§ Problem to work on:
Restate all of the data exactly.

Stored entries
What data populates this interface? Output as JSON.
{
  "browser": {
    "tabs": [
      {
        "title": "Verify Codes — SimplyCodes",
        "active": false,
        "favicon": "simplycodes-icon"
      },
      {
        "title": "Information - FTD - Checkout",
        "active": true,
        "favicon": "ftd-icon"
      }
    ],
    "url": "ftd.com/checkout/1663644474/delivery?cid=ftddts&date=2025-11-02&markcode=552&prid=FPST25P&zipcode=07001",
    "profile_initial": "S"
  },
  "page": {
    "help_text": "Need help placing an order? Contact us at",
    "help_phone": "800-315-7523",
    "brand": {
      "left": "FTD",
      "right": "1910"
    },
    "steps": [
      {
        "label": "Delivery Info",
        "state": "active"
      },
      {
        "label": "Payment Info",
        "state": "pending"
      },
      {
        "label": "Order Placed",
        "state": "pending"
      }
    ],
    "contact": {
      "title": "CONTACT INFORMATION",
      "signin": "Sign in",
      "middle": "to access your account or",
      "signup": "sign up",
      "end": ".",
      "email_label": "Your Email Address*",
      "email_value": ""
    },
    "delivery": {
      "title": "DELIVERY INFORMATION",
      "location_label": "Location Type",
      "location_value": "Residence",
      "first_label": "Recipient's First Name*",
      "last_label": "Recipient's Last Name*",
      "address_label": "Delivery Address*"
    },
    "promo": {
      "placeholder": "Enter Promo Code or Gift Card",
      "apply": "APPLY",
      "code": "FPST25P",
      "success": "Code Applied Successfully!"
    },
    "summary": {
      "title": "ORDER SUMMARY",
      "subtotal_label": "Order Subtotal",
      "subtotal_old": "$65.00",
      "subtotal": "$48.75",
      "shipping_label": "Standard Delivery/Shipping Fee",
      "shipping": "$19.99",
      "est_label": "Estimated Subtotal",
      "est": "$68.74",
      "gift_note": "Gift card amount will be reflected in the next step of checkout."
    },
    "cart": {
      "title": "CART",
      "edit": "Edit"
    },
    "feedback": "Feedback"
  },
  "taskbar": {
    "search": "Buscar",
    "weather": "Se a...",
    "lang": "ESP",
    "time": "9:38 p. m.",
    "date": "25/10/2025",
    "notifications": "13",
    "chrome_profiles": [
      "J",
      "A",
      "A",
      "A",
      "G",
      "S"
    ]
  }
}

§ Solution:
What data populates this interface? Output as JSON.
{
  "browser": {
    "tabs": [
      {
        "title": "Verify Codes — SimplyCodes",
        "active": false,
        "favicon": "simplycodes-icon"
      },
      {
        "title": "Information - FTD - Checkout",
        "active": true,
        "favicon": "ftd-icon"
      }
    ],
    "url": "ftd.com/checkout/1663644474/delivery?cid=ftddts&date=2025-11-02&markcode=552&prid=FPST25P&zipcode=07001",
    "profile_initial": "S"
  },
  "page": {
    "help_text": "Need help placing an order? Contact us at",
    "help_phone": "800-315-7523",
    "brand": {
      "left": "FTD",
      "right": "1910"
    },
    "steps": [
      {
        "label": "Delivery Info",
        "state": "active"
      },
      {
        "label": "Payment Info",
        "state": "pending"
      },
      {
        "label": "Order Placed",
        "state": "pending"
      }
    ],
    "contact": {
      "title": "CONTACT INFORMATION",
      "signin": "Sign in",
      "middle": "to access your account or",
      "signup": "sign up",
      "end": ".",
      "email_label": "Your Email Address*",
      "email_value": ""
    },
    "delivery": {
      "title": "DELIVERY INFORMATION",
      "location_label": "Location Type",
      "location_value": "Residence",
      "first_label": "Recipient's First Name*",
      "last_label": "Recipient's Last Name*",
      "address_label": "Delivery Address*"
    },
    "promo": {
      "placeholder": "Enter Promo Code or Gift Card",
      "apply": "APPLY",
      "code": "FPST25P",
      "success": "Code Applied Successfully!"
    },
    "summary": {
      "title": "ORDER SUMMARY",
      "subtotal_label": "Order Subtotal",
      "subtotal_old": "$65.00",
      "subtotal": "$48.75",
      "shipping_label": "Standard Delivery/Shipping Fee",
      "shipping": "$19.99",
      "est_label": "Estimated Subtotal",
      "est": "$68.74",
      "gift_note": "Gift card amount will be reflected in the next step of checkout."
    },
    "cart": {
      "title": "CART",
      "edit": "Edit"
    },
    "feedback": "Feedback"
  },
  "taskbar": {
    "search": "Buscar",
    "weather": "Se a...",
    "lang": "ESP",
    "time": "9:38 p. m.",
    "date": "25/10/2025",
    "notifications": "13",
    "chrome_profiles": [
      "J",
      "A",
      "A",
      "A",
      "G",
      "S"
    ]
  }
}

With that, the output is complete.